## PAGE EXTRACT:
__________________________________________________

Waiting for glue to dry
Next I will dis assemble ,rip aprox a thirty second off each side,then apply laminate to the edges


----------



## al m (Dec 13, 2012)

The pic,I hope


----------



## DaninVan (Jan 1, 2012)

Al; part of the reason for applying laminate (laminate and backer) to both sides is to equalize the stresses induced by the_ top_ laminate expanding and contracting.
That movement could result in a slight bowing... That frame you built isn't likely to bend in any direction!


----------



## DaninVan (Jan 1, 2012)

And listen; you gotta stop having the maid clean your shop before every photo shoot...you're making the rest of us (me) feel/look bad!


----------



## al m (Dec 13, 2012)

Thanks for confirming my suspicions
Was time to move on,tried several places in Ottawa yesterday and could not find backer.I still believe I should coat the underside to seat thing and prevent any chance of swelling


----------



## al m (Dec 13, 2012)

Lol
Dan,you can't see what's just out of the view,benches,corners and second floor are covered in dust.
Hove to take time soon to dis assemble my cyclone to get it out of the basement and into my new shop so I can use it


----------



## DaninVan (Jan 1, 2012)

Al; have you tried these folks?
Ottawa | Robert Bury


----------



## al m (Dec 13, 2012)

Laminate is on,next,build a jig to rout the insert pocket,
Done for today,fumes are potent in there
Pleased so far


----------



## al m (Dec 13, 2012)

Used my Incra table to make a jig using mdf and a bottom bearing flsh trim bit,set the fence 3.5 from inside pocket


----------



## al m (Dec 13, 2012)

Set the table saw fence at 3.5 from inner pocket and using a top bearing flsh bit set to depth,routered pocket


----------



## al m (Dec 13, 2012)

Lift in place,happy with the fit


----------



## RainMan 2.0 (May 6, 2014)

Turned out really nice Al . Hope I get mine to fit that well


----------



## al m (Dec 13, 2012)

Thanks Rick,having the Incra table to copy from was a huge advantage


----------



## papasombre (Sep 22, 2011)

Hice job, Al.
Finally I could understand the last two pictures.


----------



## Herb Stoops (Aug 28, 2012)

al m said:


> Lift in place,happy with the fit


You did a great job, Al.

Herb


----------



## al m (Dec 13, 2012)

Thanks guys
This is a older thread,my t.s and extension have evolved and been used plenty since then.one thing I tried to do was make everything interchangeable and the same height
Really glad I did.I have been able to use my router table as a out feed for my t.s.,and my bench as a end support when working on long pieces ,plus at 35" it much better for my back than standard t.s. Height


----------



## neville9999 (Jul 22, 2010)

I like what you have done Al, I kept the images. N


----------



## knuxiey001 (Jan 15, 2015)

that's a way too awesome....


----------

__________________________________________________

## Box coordinate listings:
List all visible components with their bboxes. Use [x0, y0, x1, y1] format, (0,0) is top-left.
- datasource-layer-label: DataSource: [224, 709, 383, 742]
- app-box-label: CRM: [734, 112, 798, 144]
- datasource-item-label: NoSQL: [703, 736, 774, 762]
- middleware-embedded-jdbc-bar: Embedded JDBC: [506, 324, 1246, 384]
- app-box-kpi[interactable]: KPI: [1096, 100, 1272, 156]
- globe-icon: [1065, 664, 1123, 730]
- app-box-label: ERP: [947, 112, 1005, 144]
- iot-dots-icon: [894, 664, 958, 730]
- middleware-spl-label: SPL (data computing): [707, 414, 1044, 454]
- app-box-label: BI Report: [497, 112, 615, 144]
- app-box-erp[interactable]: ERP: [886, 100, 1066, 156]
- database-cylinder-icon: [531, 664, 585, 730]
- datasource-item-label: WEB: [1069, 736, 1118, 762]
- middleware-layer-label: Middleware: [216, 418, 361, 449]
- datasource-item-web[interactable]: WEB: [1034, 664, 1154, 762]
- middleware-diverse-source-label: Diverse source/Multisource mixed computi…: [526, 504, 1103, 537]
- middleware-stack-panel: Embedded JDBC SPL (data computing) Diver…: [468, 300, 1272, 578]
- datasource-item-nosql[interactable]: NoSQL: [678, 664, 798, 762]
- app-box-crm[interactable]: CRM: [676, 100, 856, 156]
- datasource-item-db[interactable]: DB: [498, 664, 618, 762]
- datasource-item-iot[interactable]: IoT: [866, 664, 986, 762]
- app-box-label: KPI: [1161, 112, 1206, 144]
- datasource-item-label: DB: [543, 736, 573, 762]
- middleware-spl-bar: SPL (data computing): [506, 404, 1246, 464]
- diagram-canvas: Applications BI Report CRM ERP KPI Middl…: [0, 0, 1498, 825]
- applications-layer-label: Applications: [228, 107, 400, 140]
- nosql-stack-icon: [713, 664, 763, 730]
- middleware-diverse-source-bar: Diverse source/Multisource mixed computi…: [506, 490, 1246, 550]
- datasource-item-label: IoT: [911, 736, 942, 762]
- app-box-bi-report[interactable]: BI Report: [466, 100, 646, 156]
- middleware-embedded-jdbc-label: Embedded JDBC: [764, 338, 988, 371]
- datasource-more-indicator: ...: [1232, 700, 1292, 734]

__________________________________________________

## GOAL:
Summarize the forum thread in two sentences. Use only the forum thread to do what follows, not the material.

## EXERCISE OUTPUT:
al m laminated the edges, used an Incra table and MDF to make a jig for routing the insert pocket, and fit the lift in place, pleased with the result, while DaninVan explained that laminating both sides equalizes the stresses from the top laminate expanding and contracting. Other members praised the work, and al m later noted that making everything interchangeable and the same height allowed the router table to serve as outfeed for the table saw.